Task to complete —
Write out each line from the data below that includes the word "Jorku".

Records to use —
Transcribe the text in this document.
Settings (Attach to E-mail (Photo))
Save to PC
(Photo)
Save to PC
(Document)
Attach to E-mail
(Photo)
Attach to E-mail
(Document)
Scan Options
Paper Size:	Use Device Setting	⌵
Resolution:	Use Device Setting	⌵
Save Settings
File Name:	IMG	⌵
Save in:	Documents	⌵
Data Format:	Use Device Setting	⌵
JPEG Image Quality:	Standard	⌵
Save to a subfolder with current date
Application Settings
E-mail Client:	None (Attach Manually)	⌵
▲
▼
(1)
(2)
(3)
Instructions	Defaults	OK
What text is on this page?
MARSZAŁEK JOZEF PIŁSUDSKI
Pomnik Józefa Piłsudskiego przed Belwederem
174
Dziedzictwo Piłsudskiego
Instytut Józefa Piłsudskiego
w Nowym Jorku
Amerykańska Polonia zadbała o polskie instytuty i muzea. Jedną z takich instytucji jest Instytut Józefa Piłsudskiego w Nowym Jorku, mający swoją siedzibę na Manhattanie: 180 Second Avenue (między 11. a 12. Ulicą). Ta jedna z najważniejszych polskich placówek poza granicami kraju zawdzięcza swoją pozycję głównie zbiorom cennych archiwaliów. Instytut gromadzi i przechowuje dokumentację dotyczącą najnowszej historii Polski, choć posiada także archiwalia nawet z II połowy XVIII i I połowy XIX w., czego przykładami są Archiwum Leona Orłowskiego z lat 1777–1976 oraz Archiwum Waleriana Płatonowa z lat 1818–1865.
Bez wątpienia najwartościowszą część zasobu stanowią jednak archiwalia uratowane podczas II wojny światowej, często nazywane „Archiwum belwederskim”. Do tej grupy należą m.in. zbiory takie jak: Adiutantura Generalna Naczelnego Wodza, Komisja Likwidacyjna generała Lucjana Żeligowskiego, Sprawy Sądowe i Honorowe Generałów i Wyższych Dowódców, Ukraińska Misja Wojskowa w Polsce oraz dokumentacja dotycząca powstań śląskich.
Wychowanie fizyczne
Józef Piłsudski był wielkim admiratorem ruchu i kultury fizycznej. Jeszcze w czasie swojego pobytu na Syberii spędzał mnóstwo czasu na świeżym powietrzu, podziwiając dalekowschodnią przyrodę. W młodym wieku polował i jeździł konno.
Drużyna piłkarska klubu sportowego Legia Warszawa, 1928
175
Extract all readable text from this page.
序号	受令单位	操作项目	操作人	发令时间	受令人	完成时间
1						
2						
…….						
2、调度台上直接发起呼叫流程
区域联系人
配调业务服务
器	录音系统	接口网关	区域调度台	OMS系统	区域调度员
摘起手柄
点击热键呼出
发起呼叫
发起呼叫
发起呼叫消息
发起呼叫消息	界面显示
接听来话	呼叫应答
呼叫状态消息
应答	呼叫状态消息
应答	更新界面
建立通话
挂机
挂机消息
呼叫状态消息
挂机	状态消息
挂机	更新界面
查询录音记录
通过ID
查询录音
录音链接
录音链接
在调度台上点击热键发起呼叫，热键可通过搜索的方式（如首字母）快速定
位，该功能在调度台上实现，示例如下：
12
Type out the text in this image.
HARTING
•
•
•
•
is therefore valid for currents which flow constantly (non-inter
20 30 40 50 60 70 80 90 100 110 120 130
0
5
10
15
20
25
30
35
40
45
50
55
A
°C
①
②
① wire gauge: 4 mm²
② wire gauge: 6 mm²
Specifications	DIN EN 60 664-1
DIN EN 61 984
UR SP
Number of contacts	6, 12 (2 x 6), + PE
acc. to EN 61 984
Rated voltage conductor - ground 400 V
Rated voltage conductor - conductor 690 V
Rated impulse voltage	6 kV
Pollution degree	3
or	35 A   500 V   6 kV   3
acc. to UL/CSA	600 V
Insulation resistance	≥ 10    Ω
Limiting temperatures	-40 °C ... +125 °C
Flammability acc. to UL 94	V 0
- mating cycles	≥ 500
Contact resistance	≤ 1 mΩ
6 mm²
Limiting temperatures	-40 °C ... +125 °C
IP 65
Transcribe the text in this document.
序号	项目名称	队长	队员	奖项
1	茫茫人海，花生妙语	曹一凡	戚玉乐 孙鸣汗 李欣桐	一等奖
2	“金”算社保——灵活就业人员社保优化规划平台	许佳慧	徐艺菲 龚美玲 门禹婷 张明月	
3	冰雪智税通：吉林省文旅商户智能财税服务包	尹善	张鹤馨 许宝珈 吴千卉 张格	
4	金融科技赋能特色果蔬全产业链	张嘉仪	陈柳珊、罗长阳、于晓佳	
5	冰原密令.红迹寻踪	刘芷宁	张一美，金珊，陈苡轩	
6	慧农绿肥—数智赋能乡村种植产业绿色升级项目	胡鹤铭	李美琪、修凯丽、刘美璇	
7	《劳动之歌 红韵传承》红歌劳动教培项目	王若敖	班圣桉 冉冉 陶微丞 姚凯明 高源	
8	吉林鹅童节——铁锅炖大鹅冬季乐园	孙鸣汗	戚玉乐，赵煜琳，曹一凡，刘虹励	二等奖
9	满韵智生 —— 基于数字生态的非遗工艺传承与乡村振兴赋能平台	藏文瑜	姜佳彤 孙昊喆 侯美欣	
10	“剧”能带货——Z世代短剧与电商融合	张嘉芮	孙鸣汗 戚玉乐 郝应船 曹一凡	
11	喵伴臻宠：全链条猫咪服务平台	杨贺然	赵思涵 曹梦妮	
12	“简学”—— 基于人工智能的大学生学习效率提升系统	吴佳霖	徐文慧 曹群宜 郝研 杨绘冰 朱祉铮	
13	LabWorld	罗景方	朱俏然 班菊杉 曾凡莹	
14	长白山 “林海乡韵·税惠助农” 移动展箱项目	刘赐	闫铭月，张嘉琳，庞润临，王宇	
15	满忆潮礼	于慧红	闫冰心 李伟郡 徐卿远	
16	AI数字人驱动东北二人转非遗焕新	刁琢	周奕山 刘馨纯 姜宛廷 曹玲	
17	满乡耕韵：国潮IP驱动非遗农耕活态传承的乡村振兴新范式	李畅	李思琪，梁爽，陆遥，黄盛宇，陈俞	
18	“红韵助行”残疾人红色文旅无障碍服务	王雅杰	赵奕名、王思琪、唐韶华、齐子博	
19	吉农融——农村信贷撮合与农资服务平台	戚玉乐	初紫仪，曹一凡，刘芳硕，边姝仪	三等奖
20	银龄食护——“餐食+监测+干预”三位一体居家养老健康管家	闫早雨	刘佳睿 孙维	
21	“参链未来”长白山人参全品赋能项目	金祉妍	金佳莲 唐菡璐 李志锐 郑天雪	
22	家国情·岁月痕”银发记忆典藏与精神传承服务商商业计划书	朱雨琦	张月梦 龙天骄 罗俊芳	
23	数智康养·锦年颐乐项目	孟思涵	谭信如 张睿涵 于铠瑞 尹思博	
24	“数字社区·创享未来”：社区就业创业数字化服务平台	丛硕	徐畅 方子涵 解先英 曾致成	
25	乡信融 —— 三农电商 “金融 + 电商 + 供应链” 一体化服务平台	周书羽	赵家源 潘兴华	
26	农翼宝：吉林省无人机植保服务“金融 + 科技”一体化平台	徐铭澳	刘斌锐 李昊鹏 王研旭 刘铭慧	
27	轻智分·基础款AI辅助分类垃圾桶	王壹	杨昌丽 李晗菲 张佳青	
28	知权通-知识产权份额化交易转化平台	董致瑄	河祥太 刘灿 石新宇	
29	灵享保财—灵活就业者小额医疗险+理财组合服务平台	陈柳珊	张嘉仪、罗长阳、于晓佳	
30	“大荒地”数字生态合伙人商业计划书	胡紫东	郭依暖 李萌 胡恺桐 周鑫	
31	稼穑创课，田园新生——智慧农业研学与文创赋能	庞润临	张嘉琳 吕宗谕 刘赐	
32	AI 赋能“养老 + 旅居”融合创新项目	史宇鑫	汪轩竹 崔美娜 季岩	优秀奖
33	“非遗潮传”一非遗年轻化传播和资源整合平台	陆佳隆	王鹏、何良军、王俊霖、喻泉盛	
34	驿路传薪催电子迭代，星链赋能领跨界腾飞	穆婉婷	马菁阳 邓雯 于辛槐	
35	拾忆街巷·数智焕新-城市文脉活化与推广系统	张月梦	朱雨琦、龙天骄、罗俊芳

Task response —
w Nowym Jorku
Amerykańska Polonia zadbała o polskie instytuty i muzea. Jedną z takich instytucji jest Instytut Józefa Piłsudskiego w Nowym Jorku, mający swoją siedzibę na Manhattanie: 180 Second Avenue (między 11. a 12. Ulicą). Ta jedna z najważniejszych polskich placówek poza granicami kraju zawdzięcza swoją pozycję głównie zbiorom cennych archiwaliów. Instytut gromadzi i przechowuje dokumentację dotyczącą najnowszej historii Polski, choć posiada także archiwalia nawet z II połowy XVIII i I połowy XIX w., czego przykładami są Archiwum Leona Orłowskiego z lat 1777–1976 oraz Archiwum Waleriana Płatonowa z lat 1818–1865.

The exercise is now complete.